Given records:

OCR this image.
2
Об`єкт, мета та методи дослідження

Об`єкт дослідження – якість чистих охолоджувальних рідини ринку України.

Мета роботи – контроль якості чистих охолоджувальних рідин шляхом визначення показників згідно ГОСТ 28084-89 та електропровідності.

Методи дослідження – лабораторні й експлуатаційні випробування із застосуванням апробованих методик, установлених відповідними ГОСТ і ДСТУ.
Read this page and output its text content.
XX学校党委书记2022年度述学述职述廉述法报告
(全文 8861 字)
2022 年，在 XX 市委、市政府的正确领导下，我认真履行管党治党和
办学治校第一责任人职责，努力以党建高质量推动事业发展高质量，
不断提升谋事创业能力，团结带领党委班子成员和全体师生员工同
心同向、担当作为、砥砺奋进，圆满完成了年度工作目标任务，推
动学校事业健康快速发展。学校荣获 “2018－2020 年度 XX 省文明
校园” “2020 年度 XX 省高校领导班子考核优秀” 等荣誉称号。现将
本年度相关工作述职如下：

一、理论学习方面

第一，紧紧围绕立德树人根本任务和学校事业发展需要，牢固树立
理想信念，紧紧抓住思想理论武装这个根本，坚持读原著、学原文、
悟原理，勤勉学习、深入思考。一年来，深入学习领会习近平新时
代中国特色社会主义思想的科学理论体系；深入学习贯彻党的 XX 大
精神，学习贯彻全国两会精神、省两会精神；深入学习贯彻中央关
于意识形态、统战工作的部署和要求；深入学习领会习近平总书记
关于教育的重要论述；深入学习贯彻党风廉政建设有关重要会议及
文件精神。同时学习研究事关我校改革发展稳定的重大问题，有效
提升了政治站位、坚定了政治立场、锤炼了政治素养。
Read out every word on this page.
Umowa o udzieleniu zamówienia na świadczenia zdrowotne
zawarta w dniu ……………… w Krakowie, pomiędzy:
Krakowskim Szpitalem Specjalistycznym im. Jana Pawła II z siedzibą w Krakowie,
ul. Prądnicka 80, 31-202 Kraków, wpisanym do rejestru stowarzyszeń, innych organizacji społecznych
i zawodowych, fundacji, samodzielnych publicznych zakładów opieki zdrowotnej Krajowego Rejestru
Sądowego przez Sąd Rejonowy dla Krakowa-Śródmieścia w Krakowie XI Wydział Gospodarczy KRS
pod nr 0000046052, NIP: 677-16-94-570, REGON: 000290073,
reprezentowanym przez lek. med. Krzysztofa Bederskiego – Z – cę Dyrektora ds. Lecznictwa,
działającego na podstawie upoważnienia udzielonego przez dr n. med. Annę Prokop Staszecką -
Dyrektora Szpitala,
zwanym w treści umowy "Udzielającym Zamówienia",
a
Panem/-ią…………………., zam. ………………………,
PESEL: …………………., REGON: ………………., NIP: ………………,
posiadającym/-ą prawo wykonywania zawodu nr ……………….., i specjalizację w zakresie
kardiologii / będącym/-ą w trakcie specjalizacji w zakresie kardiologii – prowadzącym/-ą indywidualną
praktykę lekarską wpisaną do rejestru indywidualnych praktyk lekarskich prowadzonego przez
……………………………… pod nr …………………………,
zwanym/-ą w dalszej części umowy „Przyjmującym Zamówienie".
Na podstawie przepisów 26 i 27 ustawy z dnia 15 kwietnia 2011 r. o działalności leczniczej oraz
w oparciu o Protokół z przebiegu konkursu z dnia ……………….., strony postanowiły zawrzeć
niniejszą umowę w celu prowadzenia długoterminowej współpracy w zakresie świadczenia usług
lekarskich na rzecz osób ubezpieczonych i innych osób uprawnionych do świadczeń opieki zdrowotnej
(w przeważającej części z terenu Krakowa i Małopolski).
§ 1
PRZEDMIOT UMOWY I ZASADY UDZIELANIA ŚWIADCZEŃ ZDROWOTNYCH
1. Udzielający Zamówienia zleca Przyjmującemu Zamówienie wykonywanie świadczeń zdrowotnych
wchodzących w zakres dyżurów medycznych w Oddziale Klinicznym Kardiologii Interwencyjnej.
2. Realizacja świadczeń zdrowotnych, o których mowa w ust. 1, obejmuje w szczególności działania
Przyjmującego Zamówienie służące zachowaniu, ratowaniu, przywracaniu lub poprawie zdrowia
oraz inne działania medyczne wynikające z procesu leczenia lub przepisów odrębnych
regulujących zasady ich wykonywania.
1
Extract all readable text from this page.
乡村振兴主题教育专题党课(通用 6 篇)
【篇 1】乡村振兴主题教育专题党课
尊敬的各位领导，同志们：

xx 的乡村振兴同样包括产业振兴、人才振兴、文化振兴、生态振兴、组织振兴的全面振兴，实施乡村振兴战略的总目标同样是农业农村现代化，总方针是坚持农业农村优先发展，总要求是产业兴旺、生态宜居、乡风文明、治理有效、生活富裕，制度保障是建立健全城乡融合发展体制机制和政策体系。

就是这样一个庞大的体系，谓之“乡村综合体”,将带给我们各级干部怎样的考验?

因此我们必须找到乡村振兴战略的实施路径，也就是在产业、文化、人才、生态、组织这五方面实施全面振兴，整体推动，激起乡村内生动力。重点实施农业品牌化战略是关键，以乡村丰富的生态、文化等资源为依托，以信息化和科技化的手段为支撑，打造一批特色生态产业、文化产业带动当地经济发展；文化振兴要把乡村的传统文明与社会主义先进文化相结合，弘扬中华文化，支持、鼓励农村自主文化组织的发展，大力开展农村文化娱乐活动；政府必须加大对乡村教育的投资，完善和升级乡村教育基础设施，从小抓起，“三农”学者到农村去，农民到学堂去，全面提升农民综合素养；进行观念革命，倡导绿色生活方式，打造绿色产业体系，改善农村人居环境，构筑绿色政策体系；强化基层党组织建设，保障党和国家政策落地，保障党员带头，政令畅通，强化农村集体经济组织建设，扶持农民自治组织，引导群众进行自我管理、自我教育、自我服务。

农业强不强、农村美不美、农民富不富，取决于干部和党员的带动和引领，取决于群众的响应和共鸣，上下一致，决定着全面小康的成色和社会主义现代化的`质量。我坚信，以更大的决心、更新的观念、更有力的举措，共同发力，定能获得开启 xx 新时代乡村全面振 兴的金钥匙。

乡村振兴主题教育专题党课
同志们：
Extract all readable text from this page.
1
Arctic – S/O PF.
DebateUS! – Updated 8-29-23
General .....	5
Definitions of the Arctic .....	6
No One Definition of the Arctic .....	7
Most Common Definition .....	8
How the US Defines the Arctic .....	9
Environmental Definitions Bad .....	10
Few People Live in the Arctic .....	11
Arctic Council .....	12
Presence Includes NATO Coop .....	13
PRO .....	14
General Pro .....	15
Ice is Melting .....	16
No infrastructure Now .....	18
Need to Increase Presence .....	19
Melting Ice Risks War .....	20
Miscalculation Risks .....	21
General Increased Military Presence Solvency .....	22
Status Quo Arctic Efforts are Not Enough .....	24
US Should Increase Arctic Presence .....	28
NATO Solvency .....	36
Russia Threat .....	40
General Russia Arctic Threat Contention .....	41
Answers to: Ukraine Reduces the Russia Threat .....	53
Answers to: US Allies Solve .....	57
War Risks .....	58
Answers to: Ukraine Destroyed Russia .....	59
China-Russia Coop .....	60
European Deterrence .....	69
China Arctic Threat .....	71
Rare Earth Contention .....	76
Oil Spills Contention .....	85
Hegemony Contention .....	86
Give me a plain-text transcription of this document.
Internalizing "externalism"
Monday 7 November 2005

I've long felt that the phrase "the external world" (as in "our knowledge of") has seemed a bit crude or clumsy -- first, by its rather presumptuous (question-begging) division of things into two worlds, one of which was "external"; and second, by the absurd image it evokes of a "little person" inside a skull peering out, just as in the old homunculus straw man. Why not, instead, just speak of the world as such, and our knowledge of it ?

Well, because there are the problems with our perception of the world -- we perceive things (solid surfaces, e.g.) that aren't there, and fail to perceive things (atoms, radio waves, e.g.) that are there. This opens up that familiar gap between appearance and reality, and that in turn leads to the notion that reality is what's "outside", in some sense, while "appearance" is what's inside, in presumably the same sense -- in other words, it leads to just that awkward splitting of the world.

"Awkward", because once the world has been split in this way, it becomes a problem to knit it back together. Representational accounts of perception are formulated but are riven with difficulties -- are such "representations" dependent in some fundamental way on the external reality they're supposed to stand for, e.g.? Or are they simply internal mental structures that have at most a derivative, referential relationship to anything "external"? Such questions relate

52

Exercise: Locate all lines in the listing above with the word "text". Copy them.

Task result:
Read this page and output its text content.
Extract all readable text from this page.
Extract all readable text from this page.
Give me a plain-text transcription of this document.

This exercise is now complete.